EXERCISE DETAILS: Repeat every record below exactly as written.

Dataset records:
- - -
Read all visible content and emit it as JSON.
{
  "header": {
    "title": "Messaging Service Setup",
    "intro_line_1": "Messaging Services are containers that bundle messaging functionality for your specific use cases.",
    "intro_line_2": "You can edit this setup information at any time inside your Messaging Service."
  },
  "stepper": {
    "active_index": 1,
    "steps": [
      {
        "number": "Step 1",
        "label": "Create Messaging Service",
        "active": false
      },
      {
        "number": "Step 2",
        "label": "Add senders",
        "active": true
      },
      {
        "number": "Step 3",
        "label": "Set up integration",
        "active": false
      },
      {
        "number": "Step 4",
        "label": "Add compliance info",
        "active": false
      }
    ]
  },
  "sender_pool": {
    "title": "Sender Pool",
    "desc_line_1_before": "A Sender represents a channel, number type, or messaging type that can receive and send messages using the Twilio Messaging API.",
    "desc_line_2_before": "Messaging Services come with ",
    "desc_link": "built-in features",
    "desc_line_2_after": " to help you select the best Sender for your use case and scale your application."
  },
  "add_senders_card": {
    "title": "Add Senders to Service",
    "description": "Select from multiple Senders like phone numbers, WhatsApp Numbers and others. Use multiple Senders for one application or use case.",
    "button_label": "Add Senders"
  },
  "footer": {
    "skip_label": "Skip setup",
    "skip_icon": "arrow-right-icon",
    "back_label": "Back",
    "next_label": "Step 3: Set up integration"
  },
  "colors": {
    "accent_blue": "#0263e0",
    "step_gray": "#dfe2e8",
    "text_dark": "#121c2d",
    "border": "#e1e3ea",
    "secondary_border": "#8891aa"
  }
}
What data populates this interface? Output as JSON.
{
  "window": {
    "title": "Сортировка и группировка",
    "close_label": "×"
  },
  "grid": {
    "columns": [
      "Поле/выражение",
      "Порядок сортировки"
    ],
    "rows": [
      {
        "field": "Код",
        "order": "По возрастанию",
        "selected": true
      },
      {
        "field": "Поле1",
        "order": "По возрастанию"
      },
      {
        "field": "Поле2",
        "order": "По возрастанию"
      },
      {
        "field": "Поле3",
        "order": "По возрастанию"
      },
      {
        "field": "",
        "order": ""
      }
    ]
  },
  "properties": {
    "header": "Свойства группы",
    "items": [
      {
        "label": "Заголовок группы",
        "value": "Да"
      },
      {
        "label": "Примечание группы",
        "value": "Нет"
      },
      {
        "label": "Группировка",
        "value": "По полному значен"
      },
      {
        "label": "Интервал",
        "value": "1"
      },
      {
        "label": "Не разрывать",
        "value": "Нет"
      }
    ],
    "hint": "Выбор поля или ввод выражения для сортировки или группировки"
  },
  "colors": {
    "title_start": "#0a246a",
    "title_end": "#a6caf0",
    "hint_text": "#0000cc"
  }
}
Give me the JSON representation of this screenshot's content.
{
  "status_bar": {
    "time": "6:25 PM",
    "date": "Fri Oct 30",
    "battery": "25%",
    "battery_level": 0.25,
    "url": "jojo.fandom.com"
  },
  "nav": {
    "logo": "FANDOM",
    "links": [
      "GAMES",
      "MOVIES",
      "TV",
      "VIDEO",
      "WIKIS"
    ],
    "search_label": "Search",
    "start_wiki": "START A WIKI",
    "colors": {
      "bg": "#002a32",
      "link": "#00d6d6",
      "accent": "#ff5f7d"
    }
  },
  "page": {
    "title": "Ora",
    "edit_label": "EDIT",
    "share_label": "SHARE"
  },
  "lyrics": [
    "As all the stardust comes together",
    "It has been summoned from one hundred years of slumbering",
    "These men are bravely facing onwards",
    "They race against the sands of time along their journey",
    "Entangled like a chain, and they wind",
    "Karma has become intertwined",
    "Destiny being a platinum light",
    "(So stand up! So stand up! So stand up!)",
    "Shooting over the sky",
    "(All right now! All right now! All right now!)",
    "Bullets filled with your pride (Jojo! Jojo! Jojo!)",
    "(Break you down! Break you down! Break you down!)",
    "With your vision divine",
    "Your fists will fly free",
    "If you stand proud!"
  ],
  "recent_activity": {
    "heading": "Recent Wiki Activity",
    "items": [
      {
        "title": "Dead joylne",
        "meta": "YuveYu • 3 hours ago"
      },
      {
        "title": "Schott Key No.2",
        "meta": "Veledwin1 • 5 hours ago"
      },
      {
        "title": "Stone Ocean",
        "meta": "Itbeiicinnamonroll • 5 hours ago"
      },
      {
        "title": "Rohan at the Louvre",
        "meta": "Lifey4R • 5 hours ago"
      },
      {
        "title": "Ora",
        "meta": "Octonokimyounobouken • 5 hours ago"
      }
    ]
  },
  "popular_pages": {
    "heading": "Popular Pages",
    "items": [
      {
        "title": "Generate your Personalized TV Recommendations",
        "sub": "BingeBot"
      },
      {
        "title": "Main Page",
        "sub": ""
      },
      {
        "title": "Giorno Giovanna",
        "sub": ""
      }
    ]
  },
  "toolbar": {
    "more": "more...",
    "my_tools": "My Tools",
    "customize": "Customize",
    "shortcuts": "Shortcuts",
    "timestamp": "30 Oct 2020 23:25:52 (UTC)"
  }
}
- - -
SOLUTION TO THIS PROBLEM:
Read all visible content and emit it as JSON.
{
  "header": {
    "title": "Messaging Service Setup",
    "intro_line_1": "Messaging Services are containers that bundle messaging functionality for your specific use cases.",
    "intro_line_2": "You can edit this setup information at any time inside your Messaging Service."
  },
  "stepper": {
    "active_index": 1,
    "steps": [
      {
        "number": "Step 1",
        "label": "Create Messaging Service",
        "active": false
      },
      {
        "number": "Step 2",
        "label": "Add senders",
        "active": true
      },
      {
        "number": "Step 3",
        "label": "Set up integration",
        "active": false
      },
      {
        "number": "Step 4",
        "label": "Add compliance info",
        "active": false
      }
    ]
  },
  "sender_pool": {
    "title": "Sender Pool",
    "desc_line_1_before": "A Sender represents a channel, number type, or messaging type that can receive and send messages using the Twilio Messaging API.",
    "desc_line_2_before": "Messaging Services come with ",
    "desc_link": "built-in features",
    "desc_line_2_after": " to help you select the best Sender for your use case and scale your application."
  },
  "add_senders_card": {
    "title": "Add Senders to Service",
    "description": "Select from multiple Senders like phone numbers, WhatsApp Numbers and others. Use multiple Senders for one application or use case.",
    "button_label": "Add Senders"
  },
  "footer": {
    "skip_label": "Skip setup",
    "skip_icon": "arrow-right-icon",
    "back_label": "Back",
    "next_label": "Step 3: Set up integration"
  },
  "colors": {
    "accent_blue": "#0263e0",
    "step_gray": "#dfe2e8",
    "text_dark": "#121c2d",
    "border": "#e1e3ea",
    "secondary_border": "#8891aa"
  }
}
What data populates this interface? Output as JSON.
{
  "window": {
    "title": "Сортировка и группировка",
    "close_label": "×"
  },
  "grid": {
    "columns": [
      "Поле/выражение",
      "Порядок сортировки"
    ],
    "rows": [
      {
        "field": "Код",
        "order": "По возрастанию",
        "selected": true
      },
      {
        "field": "Поле1",
        "order": "По возрастанию"
      },
      {
        "field": "Поле2",
        "order": "По возрастанию"
      },
      {
        "field": "Поле3",
        "order": "По возрастанию"
      },
      {
        "field": "",
        "order": ""
      }
    ]
  },
  "properties": {
    "header": "Свойства группы",
    "items": [
      {
        "label": "Заголовок группы",
        "value": "Да"
      },
      {
        "label": "Примечание группы",
        "value": "Нет"
      },
      {
        "label": "Группировка",
        "value": "По полному значен"
      },
      {
        "label": "Интервал",
        "value": "1"
      },
      {
        "label": "Не разрывать",
        "value": "Нет"
      }
    ],
    "hint": "Выбор поля или ввод выражения для сортировки или группировки"
  },
  "colors": {
    "title_start": "#0a246a",
    "title_end": "#a6caf0",
    "hint_text": "#0000cc"
  }
}
Give me the JSON representation of this screenshot's content.
{
  "status_bar": {
    "time": "6:25 PM",
    "date": "Fri Oct 30",
    "battery": "25%",
    "battery_level": 0.25,
    "url": "jojo.fandom.com"
  },
  "nav": {
    "logo": "FANDOM",
    "links": [
      "GAMES",
      "MOVIES",
      "TV",
      "VIDEO",
      "WIKIS"
    ],
    "search_label": "Search",
    "start_wiki": "START A WIKI",
    "colors": {
      "bg": "#002a32",
      "link": "#00d6d6",
      "accent": "#ff5f7d"
    }
  },
  "page": {
    "title": "Ora",
    "edit_label": "EDIT",
    "share_label": "SHARE"
  },
  "lyrics": [
    "As all the stardust comes together",
    "It has been summoned from one hundred years of slumbering",
    "These men are bravely facing onwards",
    "They race against the sands of time along their journey",
    "Entangled like a chain, and they wind",
    "Karma has become intertwined",
    "Destiny being a platinum light",
    "(So stand up! So stand up! So stand up!)",
    "Shooting over the sky",
    "(All right now! All right now! All right now!)",
    "Bullets filled with your pride (Jojo! Jojo! Jojo!)",
    "(Break you down! Break you down! Break you down!)",
    "With your vision divine",
    "Your fists will fly free",
    "If you stand proud!"
  ],
  "recent_activity": {
    "heading": "Recent Wiki Activity",
    "items": [
      {
        "title": "Dead joylne",
        "meta": "YuveYu • 3 hours ago"
      },
      {
        "title": "Schott Key No.2",
        "meta": "Veledwin1 • 5 hours ago"
      },
      {
        "title": "Stone Ocean",
        "meta": "Itbeiicinnamonroll • 5 hours ago"
      },
      {
        "title": "Rohan at the Louvre",
        "meta": "Lifey4R • 5 hours ago"
      },
      {
        "title": "Ora",
        "meta": "Octonokimyounobouken • 5 hours ago"
      }
    ]
  },
  "popular_pages": {
    "heading": "Popular Pages",
    "items": [
      {
        "title": "Generate your Personalized TV Recommendations",
        "sub": "BingeBot"
      },
      {
        "title": "Main Page",
        "sub": ""
      },
      {
        "title": "Giorno Giovanna",
        "sub": ""
      }
    ]
  },
  "toolbar": {
    "more": "more...",
    "my_tools": "My Tools",
    "customize": "Customize",
    "shortcuts": "Shortcuts",
    "timestamp": "30 Oct 2020 23:25:52 (UTC)"
  }
}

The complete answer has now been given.